Collected data entries:
▼

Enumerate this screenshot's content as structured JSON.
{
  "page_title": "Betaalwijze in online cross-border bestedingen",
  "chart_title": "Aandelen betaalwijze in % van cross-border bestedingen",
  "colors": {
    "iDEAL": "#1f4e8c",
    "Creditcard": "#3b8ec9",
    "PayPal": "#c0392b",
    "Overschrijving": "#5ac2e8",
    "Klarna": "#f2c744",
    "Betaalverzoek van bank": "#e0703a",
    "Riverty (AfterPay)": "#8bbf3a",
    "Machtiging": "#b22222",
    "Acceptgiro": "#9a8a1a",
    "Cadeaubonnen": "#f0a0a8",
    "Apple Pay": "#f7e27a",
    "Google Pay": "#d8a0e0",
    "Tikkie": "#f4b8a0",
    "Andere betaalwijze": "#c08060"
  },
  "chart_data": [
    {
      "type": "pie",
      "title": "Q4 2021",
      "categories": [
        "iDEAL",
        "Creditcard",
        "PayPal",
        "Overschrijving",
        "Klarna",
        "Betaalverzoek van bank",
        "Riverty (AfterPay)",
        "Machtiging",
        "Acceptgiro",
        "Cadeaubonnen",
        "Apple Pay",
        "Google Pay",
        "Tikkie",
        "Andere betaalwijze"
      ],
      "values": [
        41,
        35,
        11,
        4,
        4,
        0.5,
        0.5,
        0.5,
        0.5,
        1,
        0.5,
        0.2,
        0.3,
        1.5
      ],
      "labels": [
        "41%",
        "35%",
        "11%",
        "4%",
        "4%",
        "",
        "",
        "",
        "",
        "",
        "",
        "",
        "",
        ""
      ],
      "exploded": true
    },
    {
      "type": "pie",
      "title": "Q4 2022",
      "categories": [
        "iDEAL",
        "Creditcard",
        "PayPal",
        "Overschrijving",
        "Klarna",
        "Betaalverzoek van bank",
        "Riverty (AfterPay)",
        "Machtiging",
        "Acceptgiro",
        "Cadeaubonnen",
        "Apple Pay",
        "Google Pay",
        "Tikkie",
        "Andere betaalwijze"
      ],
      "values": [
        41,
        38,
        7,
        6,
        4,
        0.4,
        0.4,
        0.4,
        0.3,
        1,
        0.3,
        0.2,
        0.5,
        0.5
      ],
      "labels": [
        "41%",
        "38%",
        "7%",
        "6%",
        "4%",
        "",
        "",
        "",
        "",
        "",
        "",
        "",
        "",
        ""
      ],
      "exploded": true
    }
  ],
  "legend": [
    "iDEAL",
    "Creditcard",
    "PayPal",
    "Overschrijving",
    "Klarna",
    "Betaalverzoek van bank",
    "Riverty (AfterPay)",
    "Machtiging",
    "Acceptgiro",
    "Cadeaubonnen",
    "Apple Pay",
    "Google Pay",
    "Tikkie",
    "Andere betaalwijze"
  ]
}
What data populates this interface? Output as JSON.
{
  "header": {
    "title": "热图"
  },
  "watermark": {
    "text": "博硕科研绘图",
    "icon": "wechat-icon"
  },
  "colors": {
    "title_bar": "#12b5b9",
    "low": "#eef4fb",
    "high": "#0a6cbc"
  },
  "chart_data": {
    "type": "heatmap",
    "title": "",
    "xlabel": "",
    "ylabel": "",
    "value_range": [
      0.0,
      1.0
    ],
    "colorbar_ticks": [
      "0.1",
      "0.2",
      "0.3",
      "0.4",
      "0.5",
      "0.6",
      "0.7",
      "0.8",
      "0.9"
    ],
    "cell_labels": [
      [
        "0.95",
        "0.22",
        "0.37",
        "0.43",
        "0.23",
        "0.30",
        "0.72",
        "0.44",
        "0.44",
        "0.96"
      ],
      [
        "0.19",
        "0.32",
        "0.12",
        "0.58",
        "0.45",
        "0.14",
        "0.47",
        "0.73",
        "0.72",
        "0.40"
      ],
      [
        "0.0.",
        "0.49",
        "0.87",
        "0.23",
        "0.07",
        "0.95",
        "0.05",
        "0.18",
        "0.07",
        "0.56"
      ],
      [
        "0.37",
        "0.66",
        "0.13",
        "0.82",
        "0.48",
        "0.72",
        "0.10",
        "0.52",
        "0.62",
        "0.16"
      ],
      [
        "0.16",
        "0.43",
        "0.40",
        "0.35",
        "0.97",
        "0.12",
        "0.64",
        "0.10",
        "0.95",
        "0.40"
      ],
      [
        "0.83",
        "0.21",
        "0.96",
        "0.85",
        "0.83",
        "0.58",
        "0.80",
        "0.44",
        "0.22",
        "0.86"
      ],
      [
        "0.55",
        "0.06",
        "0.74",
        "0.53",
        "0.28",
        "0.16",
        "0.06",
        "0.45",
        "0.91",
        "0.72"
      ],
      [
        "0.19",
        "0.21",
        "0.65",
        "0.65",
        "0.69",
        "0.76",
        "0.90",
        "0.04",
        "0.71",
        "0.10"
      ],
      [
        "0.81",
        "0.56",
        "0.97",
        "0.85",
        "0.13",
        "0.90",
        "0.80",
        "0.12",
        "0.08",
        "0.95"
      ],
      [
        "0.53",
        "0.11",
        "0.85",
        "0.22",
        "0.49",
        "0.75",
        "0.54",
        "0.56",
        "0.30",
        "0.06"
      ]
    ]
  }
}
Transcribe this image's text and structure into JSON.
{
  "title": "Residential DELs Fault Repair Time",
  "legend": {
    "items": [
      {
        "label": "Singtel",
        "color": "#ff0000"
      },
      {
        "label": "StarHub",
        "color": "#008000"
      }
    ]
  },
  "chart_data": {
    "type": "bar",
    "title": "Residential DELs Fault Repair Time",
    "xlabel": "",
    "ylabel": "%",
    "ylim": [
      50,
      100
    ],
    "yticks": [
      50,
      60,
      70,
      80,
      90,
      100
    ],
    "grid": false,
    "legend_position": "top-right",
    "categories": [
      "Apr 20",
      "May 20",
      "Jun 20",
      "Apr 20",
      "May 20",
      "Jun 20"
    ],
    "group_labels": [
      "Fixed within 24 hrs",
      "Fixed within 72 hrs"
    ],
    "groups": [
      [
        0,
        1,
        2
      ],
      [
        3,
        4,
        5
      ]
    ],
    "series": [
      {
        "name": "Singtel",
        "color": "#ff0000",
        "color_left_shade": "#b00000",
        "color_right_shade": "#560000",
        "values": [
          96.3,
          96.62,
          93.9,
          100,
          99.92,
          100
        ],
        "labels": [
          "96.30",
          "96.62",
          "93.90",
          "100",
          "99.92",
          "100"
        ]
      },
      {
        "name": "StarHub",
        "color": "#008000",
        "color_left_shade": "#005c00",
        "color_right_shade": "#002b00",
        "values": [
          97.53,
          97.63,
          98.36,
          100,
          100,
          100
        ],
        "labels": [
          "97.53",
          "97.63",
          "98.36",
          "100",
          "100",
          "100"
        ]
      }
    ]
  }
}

▲

● Task description
Search the data for "border". Copy every line that has it.

● Reply to the exercise
  "page_title": "Betaalwijze in online cross-border bestedingen",
  "chart_title": "Aandelen betaalwijze in % van cross-border bestedingen",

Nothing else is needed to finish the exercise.